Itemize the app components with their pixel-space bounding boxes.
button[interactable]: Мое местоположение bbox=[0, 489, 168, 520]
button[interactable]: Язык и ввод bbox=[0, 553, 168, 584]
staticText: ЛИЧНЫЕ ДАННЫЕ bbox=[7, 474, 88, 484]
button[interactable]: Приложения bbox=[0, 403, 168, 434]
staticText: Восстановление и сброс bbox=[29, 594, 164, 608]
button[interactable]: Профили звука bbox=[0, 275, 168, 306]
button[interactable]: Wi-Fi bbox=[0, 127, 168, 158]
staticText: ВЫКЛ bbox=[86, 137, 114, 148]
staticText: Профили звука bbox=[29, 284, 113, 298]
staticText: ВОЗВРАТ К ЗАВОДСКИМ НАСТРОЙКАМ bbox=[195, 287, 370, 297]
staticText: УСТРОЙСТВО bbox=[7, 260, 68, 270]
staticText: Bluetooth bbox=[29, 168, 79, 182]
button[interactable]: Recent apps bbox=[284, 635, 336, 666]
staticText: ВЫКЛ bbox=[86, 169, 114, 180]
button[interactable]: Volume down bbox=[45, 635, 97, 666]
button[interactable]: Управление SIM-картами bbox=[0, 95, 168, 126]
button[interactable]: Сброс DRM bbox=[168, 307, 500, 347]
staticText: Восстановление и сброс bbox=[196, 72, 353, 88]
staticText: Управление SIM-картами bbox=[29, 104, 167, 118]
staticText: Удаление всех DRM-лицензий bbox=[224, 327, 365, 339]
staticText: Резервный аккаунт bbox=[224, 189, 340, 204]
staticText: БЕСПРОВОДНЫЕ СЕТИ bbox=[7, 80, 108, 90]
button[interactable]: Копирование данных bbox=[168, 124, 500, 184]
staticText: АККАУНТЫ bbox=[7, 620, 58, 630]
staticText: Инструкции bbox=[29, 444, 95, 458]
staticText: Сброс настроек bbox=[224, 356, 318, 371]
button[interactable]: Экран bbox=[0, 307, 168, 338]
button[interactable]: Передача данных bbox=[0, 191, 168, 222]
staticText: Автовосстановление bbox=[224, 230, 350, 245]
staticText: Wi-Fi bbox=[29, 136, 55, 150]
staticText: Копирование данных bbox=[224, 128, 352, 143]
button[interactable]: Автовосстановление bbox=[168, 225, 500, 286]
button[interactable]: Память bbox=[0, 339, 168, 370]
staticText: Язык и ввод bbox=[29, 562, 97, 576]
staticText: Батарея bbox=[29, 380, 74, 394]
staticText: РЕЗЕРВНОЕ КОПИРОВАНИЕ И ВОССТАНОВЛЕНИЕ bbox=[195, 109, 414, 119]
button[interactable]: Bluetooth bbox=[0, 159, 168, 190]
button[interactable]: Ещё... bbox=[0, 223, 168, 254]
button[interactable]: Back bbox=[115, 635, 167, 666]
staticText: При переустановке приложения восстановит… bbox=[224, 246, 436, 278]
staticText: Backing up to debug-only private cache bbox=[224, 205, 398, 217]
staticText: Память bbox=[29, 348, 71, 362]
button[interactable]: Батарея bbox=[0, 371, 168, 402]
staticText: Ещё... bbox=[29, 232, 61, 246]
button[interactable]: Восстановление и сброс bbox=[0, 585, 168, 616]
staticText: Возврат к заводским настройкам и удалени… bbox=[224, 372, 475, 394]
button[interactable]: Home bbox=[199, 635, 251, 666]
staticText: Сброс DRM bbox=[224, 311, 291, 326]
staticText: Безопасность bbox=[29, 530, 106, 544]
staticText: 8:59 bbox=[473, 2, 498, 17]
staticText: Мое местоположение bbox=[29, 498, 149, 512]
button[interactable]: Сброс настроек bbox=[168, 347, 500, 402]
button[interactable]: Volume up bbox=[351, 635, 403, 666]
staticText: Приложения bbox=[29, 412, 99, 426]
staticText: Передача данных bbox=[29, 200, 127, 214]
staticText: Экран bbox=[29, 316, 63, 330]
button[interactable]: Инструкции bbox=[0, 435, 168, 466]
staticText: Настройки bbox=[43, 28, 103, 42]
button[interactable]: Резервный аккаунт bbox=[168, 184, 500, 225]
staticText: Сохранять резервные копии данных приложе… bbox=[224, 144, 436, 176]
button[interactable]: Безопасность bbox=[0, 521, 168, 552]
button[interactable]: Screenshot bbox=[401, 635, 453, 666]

::::

▶ [SHORT TASK]
Reproduce each of the items above verbatim, keeping every line in its original order.

▶ [EXERCISE RESULT]
Itemize the app components with their pixel-space bounding boxes.
button[interactable]: Мое местоположение bbox=[0, 489, 168, 520]
button[interactable]: Язык и ввод bbox=[0, 553, 168, 584]
staticText: ЛИЧНЫЕ ДАННЫЕ bbox=[7, 474, 88, 484]
button[interactable]: Приложения bbox=[0, 403, 168, 434]
staticText: Восстановление и сброс bbox=[29, 594, 164, 608]
button[interactable]: Профили звука bbox=[0, 275, 168, 306]
button[interactable]: Wi-Fi bbox=[0, 127, 168, 158]
staticText: ВЫКЛ bbox=[86, 137, 114, 148]
staticText: Профили звука bbox=[29, 284, 113, 298]
staticText: ВОЗВРАТ К ЗАВОДСКИМ НАСТРОЙКАМ bbox=[195, 287, 370, 297]
staticText: УСТРОЙСТВО bbox=[7, 260, 68, 270]
staticText: Bluetooth bbox=[29, 168, 79, 182]
button[interactable]: Recent apps bbox=[284, 635, 336, 666]
staticText: ВЫКЛ bbox=[86, 169, 114, 180]
button[interactable]: Volume down bbox=[45, 635, 97, 666]
button[interactable]: Управление SIM-картами bbox=[0, 95, 168, 126]
button[interactable]: Сброс DRM bbox=[168, 307, 500, 347]
staticText: Восстановление и сброс bbox=[196, 72, 353, 88]
staticText: Управление SIM-картами bbox=[29, 104, 167, 118]
staticText: Удаление всех DRM-лицензий bbox=[224, 327, 365, 339]
staticText: Резервный аккаунт bbox=[224, 189, 340, 204]
staticText: БЕСПРОВОДНЫЕ СЕТИ bbox=[7, 80, 108, 90]
button[interactable]: Копирование данных bbox=[168, 124, 500, 184]
staticText: АККАУНТЫ bbox=[7, 620, 58, 630]
staticText: Инструкции bbox=[29, 444, 95, 458]
staticText: Сброс настроек bbox=[224, 356, 318, 371]
button[interactable]: Экран bbox=[0, 307, 168, 338]
button[interactable]: Передача данных bbox=[0, 191, 168, 222]
staticText: Автовосстановление bbox=[224, 230, 350, 245]
staticText: Wi-Fi bbox=[29, 136, 55, 150]
staticText: Копирование данных bbox=[224, 128, 352, 143]
button[interactable]: Автовосстановление bbox=[168, 225, 500, 286]
button[interactable]: Память bbox=[0, 339, 168, 370]
staticText: Язык и ввод bbox=[29, 562, 97, 576]
staticText: Батарея bbox=[29, 380, 74, 394]
staticText: РЕЗЕРВНОЕ КОПИРОВАНИЕ И ВОССТАНОВЛЕНИЕ bbox=[195, 109, 414, 119]
button[interactable]: Bluetooth bbox=[0, 159, 168, 190]
button[interactable]: Ещё... bbox=[0, 223, 168, 254]
button[interactable]: Back bbox=[115, 635, 167, 666]
staticText: При переустановке приложения восстановит… bbox=[224, 246, 436, 278]
staticText: Backing up to debug-only private cache bbox=[224, 205, 398, 217]
staticText: Память bbox=[29, 348, 71, 362]
button[interactable]: Батарея bbox=[0, 371, 168, 402]
staticText: Ещё... bbox=[29, 232, 61, 246]
button[interactable]: Восстановление и сброс bbox=[0, 585, 168, 616]
staticText: Возврат к заводским настройкам и удалени… bbox=[224, 372, 475, 394]
button[interactable]: Home bbox=[199, 635, 251, 666]
staticText: Сброс DRM bbox=[224, 311, 291, 326]
staticText: Безопасность bbox=[29, 530, 106, 544]
staticText: 8:59 bbox=[473, 2, 498, 17]
staticText: Мое местоположение bbox=[29, 498, 149, 512]
button[interactable]: Сброс настроек bbox=[168, 347, 500, 402]
button[interactable]: Volume up bbox=[351, 635, 403, 666]
staticText: Приложения bbox=[29, 412, 99, 426]
staticText: Передача данных bbox=[29, 200, 127, 214]
staticText: Экран bbox=[29, 316, 63, 330]
button[interactable]: Инструкции bbox=[0, 435, 168, 466]
staticText: Настройки bbox=[43, 28, 103, 42]
button[interactable]: Резервный аккаунт bbox=[168, 184, 500, 225]
staticText: Сохранять резервные копии данных приложе… bbox=[224, 144, 436, 176]
button[interactable]: Безопасность bbox=[0, 521, 168, 552]
button[interactable]: Screenshot bbox=[401, 635, 453, 666]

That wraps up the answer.